Given request - Repeat the full listing, word for word.

Recorded information -
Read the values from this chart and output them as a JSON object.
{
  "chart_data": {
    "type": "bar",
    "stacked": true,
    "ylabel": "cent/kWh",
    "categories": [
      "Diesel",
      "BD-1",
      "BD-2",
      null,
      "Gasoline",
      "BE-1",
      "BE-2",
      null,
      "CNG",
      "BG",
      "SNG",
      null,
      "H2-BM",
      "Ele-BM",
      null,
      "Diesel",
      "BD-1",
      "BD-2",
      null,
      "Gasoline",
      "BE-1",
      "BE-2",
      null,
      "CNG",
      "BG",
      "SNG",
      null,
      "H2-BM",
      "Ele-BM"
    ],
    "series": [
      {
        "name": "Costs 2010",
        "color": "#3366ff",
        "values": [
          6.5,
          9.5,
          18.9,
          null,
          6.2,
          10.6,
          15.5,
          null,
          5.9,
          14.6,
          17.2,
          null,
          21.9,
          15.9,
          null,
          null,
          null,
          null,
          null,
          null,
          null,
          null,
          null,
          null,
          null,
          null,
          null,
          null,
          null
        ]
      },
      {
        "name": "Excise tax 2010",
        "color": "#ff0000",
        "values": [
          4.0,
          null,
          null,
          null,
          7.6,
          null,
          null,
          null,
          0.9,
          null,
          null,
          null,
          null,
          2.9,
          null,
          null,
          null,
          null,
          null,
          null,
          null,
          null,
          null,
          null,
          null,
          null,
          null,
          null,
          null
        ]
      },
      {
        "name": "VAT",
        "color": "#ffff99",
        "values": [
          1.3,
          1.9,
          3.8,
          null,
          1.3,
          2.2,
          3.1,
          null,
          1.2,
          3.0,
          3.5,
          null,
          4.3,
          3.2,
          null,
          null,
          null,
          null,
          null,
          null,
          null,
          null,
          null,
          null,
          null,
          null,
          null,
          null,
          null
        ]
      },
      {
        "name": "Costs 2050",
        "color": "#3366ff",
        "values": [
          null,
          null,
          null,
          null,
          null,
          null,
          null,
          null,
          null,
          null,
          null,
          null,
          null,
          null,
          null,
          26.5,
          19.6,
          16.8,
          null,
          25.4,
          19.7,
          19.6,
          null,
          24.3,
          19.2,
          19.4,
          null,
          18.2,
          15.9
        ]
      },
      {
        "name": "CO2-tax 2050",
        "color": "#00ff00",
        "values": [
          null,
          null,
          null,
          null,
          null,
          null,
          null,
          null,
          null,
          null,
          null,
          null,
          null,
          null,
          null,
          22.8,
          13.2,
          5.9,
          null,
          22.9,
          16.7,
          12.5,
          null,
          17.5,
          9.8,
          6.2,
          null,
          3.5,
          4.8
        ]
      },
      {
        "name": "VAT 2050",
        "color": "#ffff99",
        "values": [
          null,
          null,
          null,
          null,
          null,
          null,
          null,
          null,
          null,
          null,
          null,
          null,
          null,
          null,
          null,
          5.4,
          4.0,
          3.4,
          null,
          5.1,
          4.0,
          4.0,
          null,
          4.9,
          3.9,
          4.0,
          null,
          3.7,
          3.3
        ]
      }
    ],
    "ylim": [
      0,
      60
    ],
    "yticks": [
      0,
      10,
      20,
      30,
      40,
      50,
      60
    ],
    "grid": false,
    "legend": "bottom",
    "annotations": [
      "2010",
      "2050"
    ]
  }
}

Written answer -
Read the values from this chart and output them as a JSON object.
{
  "chart_data": {
    "type": "bar",
    "stacked": true,
    "ylabel": "cent/kWh",
    "categories": [
      "Diesel",
      "BD-1",
      "BD-2",
      null,
      "Gasoline",
      "BE-1",
      "BE-2",
      null,
      "CNG",
      "BG",
      "SNG",
      null,
      "H2-BM",
      "Ele-BM",
      null,
      "Diesel",
      "BD-1",
      "BD-2",
      null,
      "Gasoline",
      "BE-1",
      "BE-2",
      null,
      "CNG",
      "BG",
      "SNG",
      null,
      "H2-BM",
      "Ele-BM"
    ],
    "series": [
      {
        "name": "Costs 2010",
        "color": "#3366ff",
        "values": [
          6.5,
          9.5,
          18.9,
          null,
          6.2,
          10.6,
          15.5,
          null,
          5.9,
          14.6,
          17.2,
          null,
          21.9,
          15.9,
          null,
          null,
          null,
          null,
          null,
          null,
          null,
          null,
          null,
          null,
          null,
          null,
          null,
          null,
          null
        ]
      },
      {
        "name": "Excise tax 2010",
        "color": "#ff0000",
        "values": [
          4.0,
          null,
          null,
          null,
          7.6,
          null,
          null,
          null,
          0.9,
          null,
          null,
          null,
          null,
          2.9,
          null,
          null,
          null,
          null,
          null,
          null,
          null,
          null,
          null,
          null,
          null,
          null,
          null,
          null,
          null
        ]
      },
      {
        "name": "VAT",
        "color": "#ffff99",
        "values": [
          1.3,
          1.9,
          3.8,
          null,
          1.3,
          2.2,
          3.1,
          null,
          1.2,
          3.0,
          3.5,
          null,
          4.3,
          3.2,
          null,
          null,
          null,
          null,
          null,
          null,
          null,
          null,
          null,
          null,
          null,
          null,
          null,
          null,
          null
        ]
      },
      {
        "name": "Costs 2050",
        "color": "#3366ff",
        "values": [
          null,
          null,
          null,
          null,
          null,
          null,
          null,
          null,
          null,
          null,
          null,
          null,
          null,
          null,
          null,
          26.5,
          19.6,
          16.8,
          null,
          25.4,
          19.7,
          19.6,
          null,
          24.3,
          19.2,
          19.4,
          null,
          18.2,
          15.9
        ]
      },
      {
        "name": "CO2-tax 2050",
        "color": "#00ff00",
        "values": [
          null,
          null,
          null,
          null,
          null,
          null,
          null,
          null,
          null,
          null,
          null,
          null,
          null,
          null,
          null,
          22.8,
          13.2,
          5.9,
          null,
          22.9,
          16.7,
          12.5,
          null,
          17.5,
          9.8,
          6.2,
          null,
          3.5,
          4.8
        ]
      },
      {
        "name": "VAT 2050",
        "color": "#ffff99",
        "values": [
          null,
          null,
          null,
          null,
          null,
          null,
          null,
          null,
          null,
          null,
          null,
          null,
          null,
          null,
          null,
          5.4,
          4.0,
          3.4,
          null,
          5.1,
          4.0,
          4.0,
          null,
          4.9,
          3.9,
          4.0,
          null,
          3.7,
          3.3
        ]
      }
    ],
    "ylim": [
      0,
      60
    ],
    "yticks": [
      0,
      10,
      20,
      30,
      40,
      50,
      60
    ],
    "grid": false,
    "legend": "bottom",
    "annotations": [
      "2010",
      "2050"
    ]
  }
}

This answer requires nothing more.